Examine the material below. Gather every line in which the string "this" appears.

-- Begin --

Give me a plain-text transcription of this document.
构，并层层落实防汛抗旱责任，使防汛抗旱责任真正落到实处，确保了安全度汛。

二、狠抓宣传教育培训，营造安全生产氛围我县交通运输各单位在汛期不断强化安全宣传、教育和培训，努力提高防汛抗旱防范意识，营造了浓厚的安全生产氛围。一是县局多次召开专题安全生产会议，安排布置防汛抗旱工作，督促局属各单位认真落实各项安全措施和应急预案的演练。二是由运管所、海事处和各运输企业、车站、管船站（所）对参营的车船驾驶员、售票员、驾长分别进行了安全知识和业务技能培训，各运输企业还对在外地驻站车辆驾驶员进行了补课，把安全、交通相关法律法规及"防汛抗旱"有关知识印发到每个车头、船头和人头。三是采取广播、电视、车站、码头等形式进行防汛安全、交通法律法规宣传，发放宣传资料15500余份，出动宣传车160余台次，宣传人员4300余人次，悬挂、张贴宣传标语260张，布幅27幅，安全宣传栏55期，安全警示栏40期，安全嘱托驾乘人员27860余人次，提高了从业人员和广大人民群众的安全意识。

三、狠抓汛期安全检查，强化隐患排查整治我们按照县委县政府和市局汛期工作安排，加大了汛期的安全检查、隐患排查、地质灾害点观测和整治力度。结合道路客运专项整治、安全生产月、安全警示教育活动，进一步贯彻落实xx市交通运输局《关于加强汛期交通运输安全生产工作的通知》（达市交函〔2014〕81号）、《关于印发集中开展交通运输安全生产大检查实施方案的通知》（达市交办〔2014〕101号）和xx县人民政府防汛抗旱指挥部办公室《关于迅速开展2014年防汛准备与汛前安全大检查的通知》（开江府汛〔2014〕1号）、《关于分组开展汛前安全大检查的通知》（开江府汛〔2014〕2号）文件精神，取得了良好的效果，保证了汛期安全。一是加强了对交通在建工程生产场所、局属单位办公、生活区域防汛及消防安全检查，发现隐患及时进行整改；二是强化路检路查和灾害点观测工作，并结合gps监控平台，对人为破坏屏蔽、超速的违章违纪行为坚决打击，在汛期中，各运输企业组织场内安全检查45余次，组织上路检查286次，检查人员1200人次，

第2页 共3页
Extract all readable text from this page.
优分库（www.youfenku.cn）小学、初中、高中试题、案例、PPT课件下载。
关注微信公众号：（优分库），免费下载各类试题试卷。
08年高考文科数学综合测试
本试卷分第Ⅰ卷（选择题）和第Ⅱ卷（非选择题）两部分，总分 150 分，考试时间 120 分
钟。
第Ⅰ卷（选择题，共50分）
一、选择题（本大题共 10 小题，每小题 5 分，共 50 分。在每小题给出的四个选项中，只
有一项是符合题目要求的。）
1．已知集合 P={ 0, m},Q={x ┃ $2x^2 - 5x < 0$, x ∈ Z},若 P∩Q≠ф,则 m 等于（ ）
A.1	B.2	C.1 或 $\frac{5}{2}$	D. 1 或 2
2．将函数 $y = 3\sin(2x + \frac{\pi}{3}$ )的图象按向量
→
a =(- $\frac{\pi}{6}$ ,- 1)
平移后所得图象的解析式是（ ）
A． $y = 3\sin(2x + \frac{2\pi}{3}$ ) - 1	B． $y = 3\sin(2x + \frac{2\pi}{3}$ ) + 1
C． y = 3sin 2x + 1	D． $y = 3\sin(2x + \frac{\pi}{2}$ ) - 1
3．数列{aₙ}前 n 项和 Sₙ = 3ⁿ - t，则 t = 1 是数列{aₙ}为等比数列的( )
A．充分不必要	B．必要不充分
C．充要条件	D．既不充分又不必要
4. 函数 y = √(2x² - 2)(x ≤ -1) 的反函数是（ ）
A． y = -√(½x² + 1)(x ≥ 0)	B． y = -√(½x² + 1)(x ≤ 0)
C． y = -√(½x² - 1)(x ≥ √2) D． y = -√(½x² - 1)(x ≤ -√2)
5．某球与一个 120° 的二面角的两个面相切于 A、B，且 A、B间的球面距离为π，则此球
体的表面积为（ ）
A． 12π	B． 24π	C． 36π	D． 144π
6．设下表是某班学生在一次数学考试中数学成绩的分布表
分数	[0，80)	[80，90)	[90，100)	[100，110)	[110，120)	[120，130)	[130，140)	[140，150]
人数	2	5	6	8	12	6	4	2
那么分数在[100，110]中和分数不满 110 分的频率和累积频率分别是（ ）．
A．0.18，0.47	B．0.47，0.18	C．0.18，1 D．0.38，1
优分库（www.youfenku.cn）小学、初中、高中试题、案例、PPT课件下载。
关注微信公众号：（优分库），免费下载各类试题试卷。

-- End --

- _Worked solution_:
Give me a plain-text transcription of this document.
Extract all readable text from this page.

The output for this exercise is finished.